- [Problem]: Write the records below out in full, character for character, with no pictures.

+++ Provided material

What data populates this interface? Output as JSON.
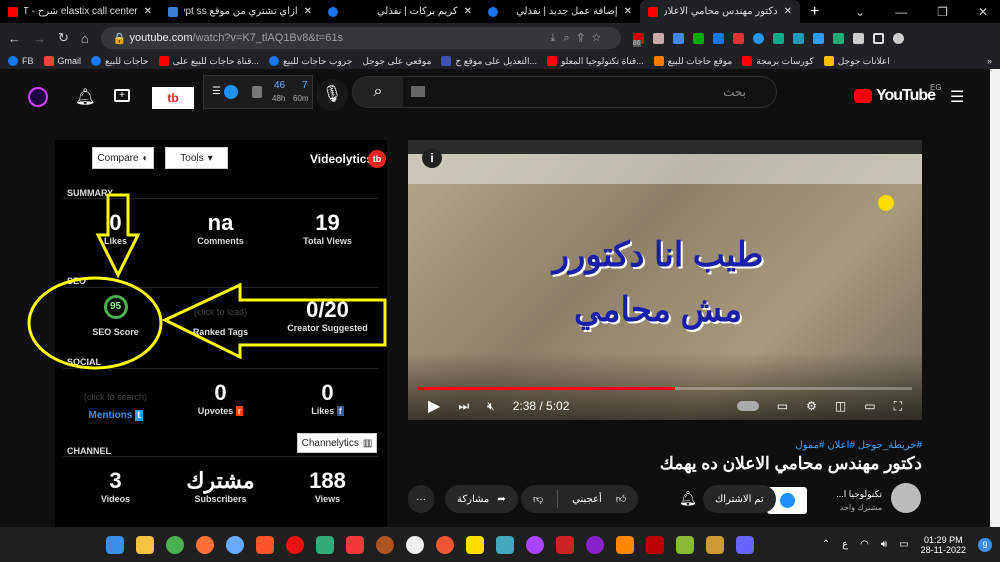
{
  "browser": {
    "tabs": [
      {
        "title": "elastix call center شرح - YouT",
        "active": false
      },
      {
        "title": "ازاي تشتري من موقع Egypt ss",
        "active": false
      },
      {
        "title": "كريم بركات | نفذلي",
        "active": false
      },
      {
        "title": "إضافة عمل جديد | نفذلي",
        "active": false
      },
      {
        "title": "دكتور مهندس محامي الاعلان د",
        "active": true
      }
    ],
    "new_tab": "+",
    "url_host": "youtube.com",
    "url_path": "/watch?v=K7_tlAQ1Bv8&t=61s",
    "ext_badge": "86",
    "bookmarks": [
      "FB",
      "Gmail",
      "حاجات للبيع",
      "قناة حاجات للبيع على...",
      "جروب حاجات للبيع",
      "موقعي على جوجل",
      "التعديل على موقع ج...",
      "قناة تكنولوجيا المعلو...",
      "موقع حاجات للبيع",
      "كورسات برمجة",
      "اعلانات جوجل"
    ],
    "more": "»"
  },
  "youtube": {
    "search_placeholder": "بحث",
    "country": "EG",
    "logo": "YouTube",
    "vidiq": {
      "a": "46",
      "a_sub": "48h",
      "b": "7",
      "b_sub": "60m"
    }
  },
  "panel": {
    "compare": "Compare",
    "tools": "Tools",
    "brand": "Videolytics",
    "summary": "SUMMARY",
    "likes": {
      "value": "0",
      "label": "Likes"
    },
    "comments": {
      "value": "na",
      "label": "Comments"
    },
    "views": {
      "value": "19",
      "label": "Total Views"
    },
    "seo": "SEO",
    "seo_score": {
      "value": "95",
      "label": "SEO Score"
    },
    "ranked": {
      "hint": "(click to load)",
      "label": "Ranked Tags"
    },
    "creator": {
      "value": "0/20",
      "label": "Creator Suggested"
    },
    "social": "SOCIAL",
    "mentions": {
      "hint": "(click to search)",
      "label": "Mentions"
    },
    "upvotes": {
      "value": "0",
      "label": "Upvotes"
    },
    "fb_likes": {
      "value": "0",
      "label": "Likes"
    },
    "channel": "CHANNEL",
    "channelytics": "Channelytics",
    "videos": {
      "value": "3",
      "label": "Videos"
    },
    "subs": {
      "value": "مشترك",
      "label": "Subscribers"
    },
    "ch_views": {
      "value": "188",
      "label": "Views"
    }
  },
  "video": {
    "overlay_line1": "طيب انا دكتورر",
    "overlay_line2": "مش محامي",
    "time": "2:38 / 5:02",
    "progress": 0.52,
    "hashtags": "#خريطة_جوجل #اعلان #ممول",
    "title": "دكتور مهندس محامي الاعلان ده يهمك",
    "channel_name": "تكنولوجيا ا...",
    "channel_subs": "مشترك واحد",
    "subscribed": "تم الاشتراك",
    "like": "أعجبني",
    "share": "مشاركة",
    "more": "···"
  },
  "taskbar": {
    "lang": "ع",
    "time": "01:29 PM",
    "date": "28-11-2022",
    "notif": "9"
  }
}
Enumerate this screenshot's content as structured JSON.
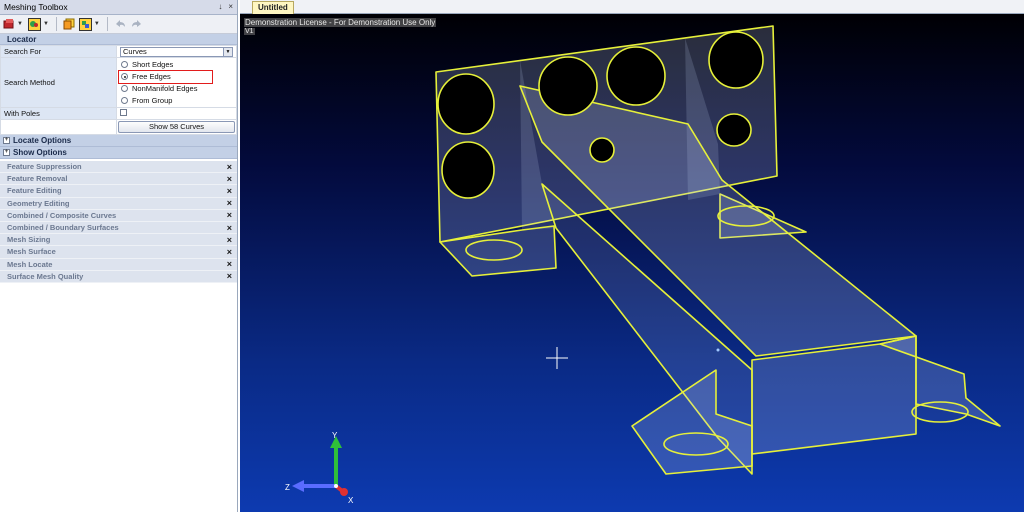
{
  "panel": {
    "title": "Meshing Toolbox",
    "title_buttons": [
      "↓",
      "×"
    ]
  },
  "locator": {
    "header": "Locator",
    "search_for_label": "Search For",
    "search_for_value": "Curves",
    "search_method_label": "Search Method",
    "methods": [
      "Short Edges",
      "Free Edges",
      "NonManifold Edges",
      "From Group"
    ],
    "selected_method": "Free Edges",
    "with_poles_label": "With Poles",
    "show_button": "Show 58 Curves"
  },
  "subsections": [
    "Locate Options",
    "Show Options"
  ],
  "tools": [
    "Feature Suppression",
    "Feature Removal",
    "Feature Editing",
    "Geometry Editing",
    "Combined / Composite Curves",
    "Combined / Boundary Surfaces",
    "Mesh Sizing",
    "Mesh Surface",
    "Mesh Locate",
    "Surface Mesh Quality"
  ],
  "close_glyph": "×",
  "viewport": {
    "tab": "Untitled",
    "license_text": "Demonstration License - For Demonstration Use Only",
    "view_label": "V1"
  },
  "axes": {
    "y": "Y",
    "z": "Z",
    "x": "X"
  },
  "colors": {
    "accent_highlight": "#e21c1c",
    "model_edges": "#e6f03a",
    "axis_y": "#2fbf3a",
    "axis_z": "#5a6cff",
    "axis_x": "#e03030"
  }
}
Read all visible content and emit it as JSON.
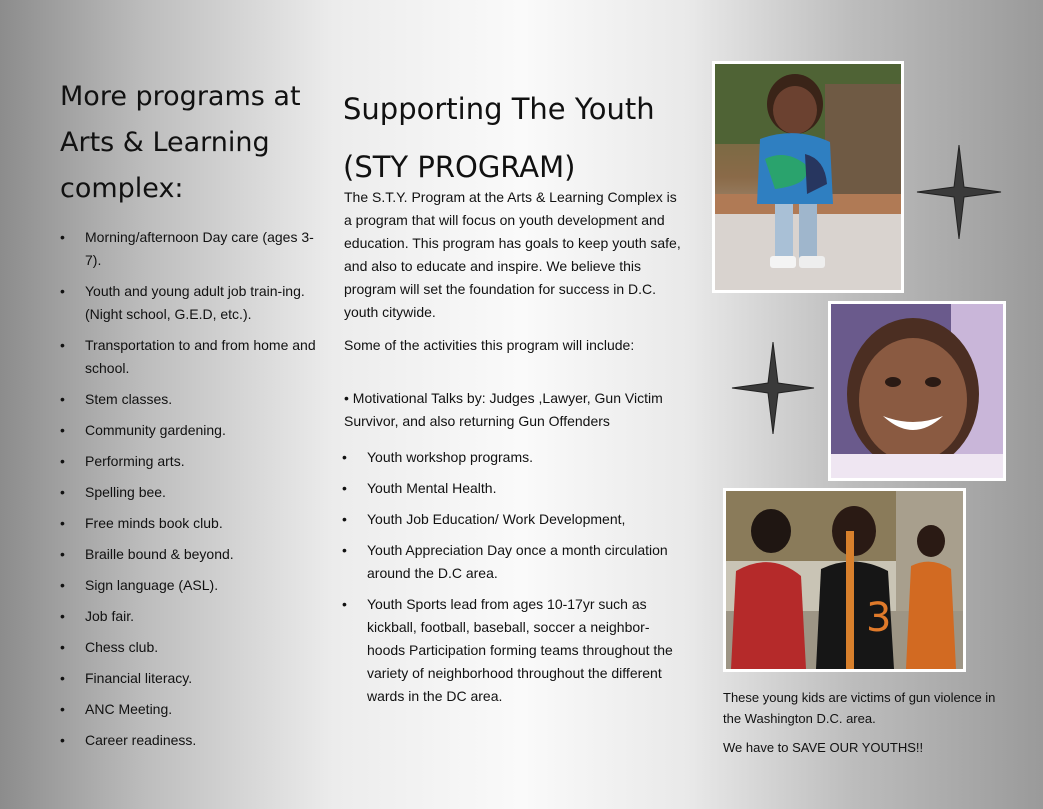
{
  "left": {
    "heading": "More programs at Arts & Learning complex:",
    "items": [
      "Morning/afternoon Day care (ages 3-7).",
      "Youth and young adult job train-ing. (Night school, G.E.D, etc.).",
      "Transportation to and from home and school.",
      "Stem classes.",
      "Community gardening.",
      "Performing arts.",
      "Spelling bee.",
      "Free minds book club.",
      "Braille bound & beyond.",
      "Sign language (ASL).",
      "Job fair.",
      "Chess club.",
      "Financial literacy.",
      "ANC Meeting.",
      "Career readiness."
    ]
  },
  "middle": {
    "title": "Supporting The Youth (STY PROGRAM)",
    "intro": "The S.T.Y. Program at the Arts & Learning Complex is a program that will focus on youth development and education. This program has goals to keep youth safe, and also to educate and inspire. We believe this program will set the foundation for success in D.C. youth citywide.",
    "activities_intro": "Some of the activities this program will include:",
    "motivational": "• Motivational Talks by: Judges ,Lawyer, Gun Victim Survivor, and also returning Gun Offenders",
    "items": [
      "Youth workshop programs.",
      "Youth Mental Health.",
      "Youth Job Education/ Work Development,",
      "Youth Appreciation Day once a month circulation around the D.C area.",
      "Youth Sports lead from ages 10-17yr such as kickball, football, baseball, soccer a neighbor-hoods Participation forming teams throughout the variety of neighborhood throughout the different wards in the DC area."
    ]
  },
  "right": {
    "caption": "These young kids are victims of gun violence in the Washington D.C. area.",
    "callout": "We have to SAVE OUR YOUTHS!!",
    "jersey_number": "3"
  }
}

++++++

- [Answer]:
What data populates this interface? Output as JSON.
{
  "browser": {
    "tabs": [
      {
        "title": "elastix call center شرح - YouT",
        "active": false
      },
      {
        "title": "ازاي تشتري من موقع Egypt ss",
        "active": false
      },
      {
        "title": "كريم بركات | نفذلي",
        "active": false
      },
      {
        "title": "إضافة عمل جديد | نفذلي",
        "active": false
      },
      {
        "title": "دكتور مهندس محامي الاعلان د",
        "active": true
      }
    ],
    "new_tab": "+",
    "url_host": "youtube.com",
    "url_path": "/watch?v=K7_tlAQ1Bv8&t=61s",
    "ext_badge": "86",
    "bookmarks": [
      "FB",
      "Gmail",
      "حاجات للبيع",
      "قناة حاجات للبيع على...",
      "جروب حاجات للبيع",
      "موقعي على جوجل",
      "التعديل على موقع ج...",
      "قناة تكنولوجيا المعلو...",
      "موقع حاجات للبيع",
      "كورسات برمجة",
      "اعلانات جوجل"
    ],
    "more": "»"
  },
  "youtube": {
    "search_placeholder": "بحث",
    "country": "EG",
    "logo": "YouTube",
    "vidiq": {
      "a": "46",
      "a_sub": "48h",
      "b": "7",
      "b_sub": "60m"
    }
  },
  "panel": {
    "compare": "Compare",
    "tools": "Tools",
    "brand": "Videolytics",
    "summary": "SUMMARY",
    "likes": {
      "value": "0",
      "label": "Likes"
    },
    "comments": {
      "value": "na",
      "label": "Comments"
    },
    "views": {
      "value": "19",
      "label": "Total Views"
    },
    "seo": "SEO",
    "seo_score": {
      "value": "95",
      "label": "SEO Score"
    },
    "ranked": {
      "hint": "(click to load)",
      "label": "Ranked Tags"
    },
    "creator": {
      "value": "0/20",
      "label": "Creator Suggested"
    },
    "social": "SOCIAL",
    "mentions": {
      "hint": "(click to search)",
      "label": "Mentions"
    },
    "upvotes": {
      "value": "0",
      "label": "Upvotes"
    },
    "fb_likes": {
      "value": "0",
      "label": "Likes"
    },
    "channel": "CHANNEL",
    "channelytics": "Channelytics",
    "videos": {
      "value": "3",
      "label": "Videos"
    },
    "subs": {
      "value": "مشترك",
      "label": "Subscribers"
    },
    "ch_views": {
      "value": "188",
      "label": "Views"
    }
  },
  "video": {
    "overlay_line1": "طيب انا دكتورر",
    "overlay_line2": "مش محامي",
    "time": "2:38 / 5:02",
    "progress": 0.52,
    "hashtags": "#خريطة_جوجل #اعلان #ممول",
    "title": "دكتور مهندس محامي الاعلان ده يهمك",
    "channel_name": "تكنولوجيا ا...",
    "channel_subs": "مشترك واحد",
    "subscribed": "تم الاشتراك",
    "like": "أعجبني",
    "share": "مشاركة",
    "more": "···"
  },
  "taskbar": {
    "lang": "ع",
    "time": "01:29 PM",
    "date": "28-11-2022",
    "notif": "9"
  }
}
Enumerate this screenshot's content as structured JSON.
{
  "panel": {
    "title": "Meshing Toolbox",
    "title_buttons": [
      "↓",
      "×"
    ]
  },
  "locator": {
    "header": "Locator",
    "search_for_label": "Search For",
    "search_for_value": "Curves",
    "search_method_label": "Search Method",
    "methods": [
      "Short Edges",
      "Free Edges",
      "NonManifold Edges",
      "From Group"
    ],
    "selected_method": "Free Edges",
    "with_poles_label": "With Poles",
    "show_button": "Show 58 Curves"
  },
  "subsections": [
    "Locate Options",
    "Show Options"
  ],
  "tools": [
    "Feature Suppression",
    "Feature Removal",
    "Feature Editing",
    "Geometry Editing",
    "Combined / Composite Curves",
    "Combined / Boundary Surfaces",
    "Mesh Sizing",
    "Mesh Surface",
    "Mesh Locate",
    "Surface Mesh Quality"
  ],
  "close_glyph": "×",
  "viewport": {
    "tab": "Untitled",
    "license_text": "Demonstration License - For Demonstration Use Only",
    "view_label": "V1"
  },
  "axes": {
    "y": "Y",
    "z": "Z",
    "x": "X"
  },
  "colors": {
    "accent_highlight": "#e21c1c",
    "model_edges": "#e6f03a",
    "axis_y": "#2fbf3a",
    "axis_z": "#5a6cff",
    "axis_x": "#e03030"
  }
}
Read all visible content and emit it as JSON.
{
  "left": {
    "heading": "More programs at Arts & Learning complex:",
    "items": [
      "Morning/afternoon Day care (ages 3-7).",
      "Youth and young adult job train-ing. (Night school, G.E.D, etc.).",
      "Transportation to and from home and school.",
      "Stem classes.",
      "Community gardening.",
      "Performing arts.",
      "Spelling bee.",
      "Free minds book club.",
      "Braille bound & beyond.",
      "Sign language (ASL).",
      "Job fair.",
      "Chess club.",
      "Financial literacy.",
      "ANC Meeting.",
      "Career readiness."
    ]
  },
  "middle": {
    "title": "Supporting The Youth (STY PROGRAM)",
    "intro": "The S.T.Y. Program at the Arts & Learning Complex is a program that will focus on youth development and education. This program has goals to keep youth safe, and also to educate and inspire. We believe this program will set the foundation for success in D.C. youth citywide.",
    "activities_intro": "Some of the activities this program will include:",
    "motivational": "• Motivational Talks by: Judges ,Lawyer, Gun Victim Survivor, and also returning Gun Offenders",
    "items": [
      "Youth workshop programs.",
      "Youth Mental Health.",
      "Youth Job Education/ Work Development,",
      "Youth Appreciation Day once a month circulation around the D.C area.",
      "Youth Sports lead from ages 10-17yr such as kickball, football, baseball, soccer a neighbor-hoods Participation forming teams throughout the variety of neighborhood throughout the different wards in the DC area."
    ]
  },
  "right": {
    "caption": "These young kids are victims of gun violence in the Washington D.C. area.",
    "callout": "We have to SAVE OUR YOUTHS!!",
    "jersey_number": "3"
  }
}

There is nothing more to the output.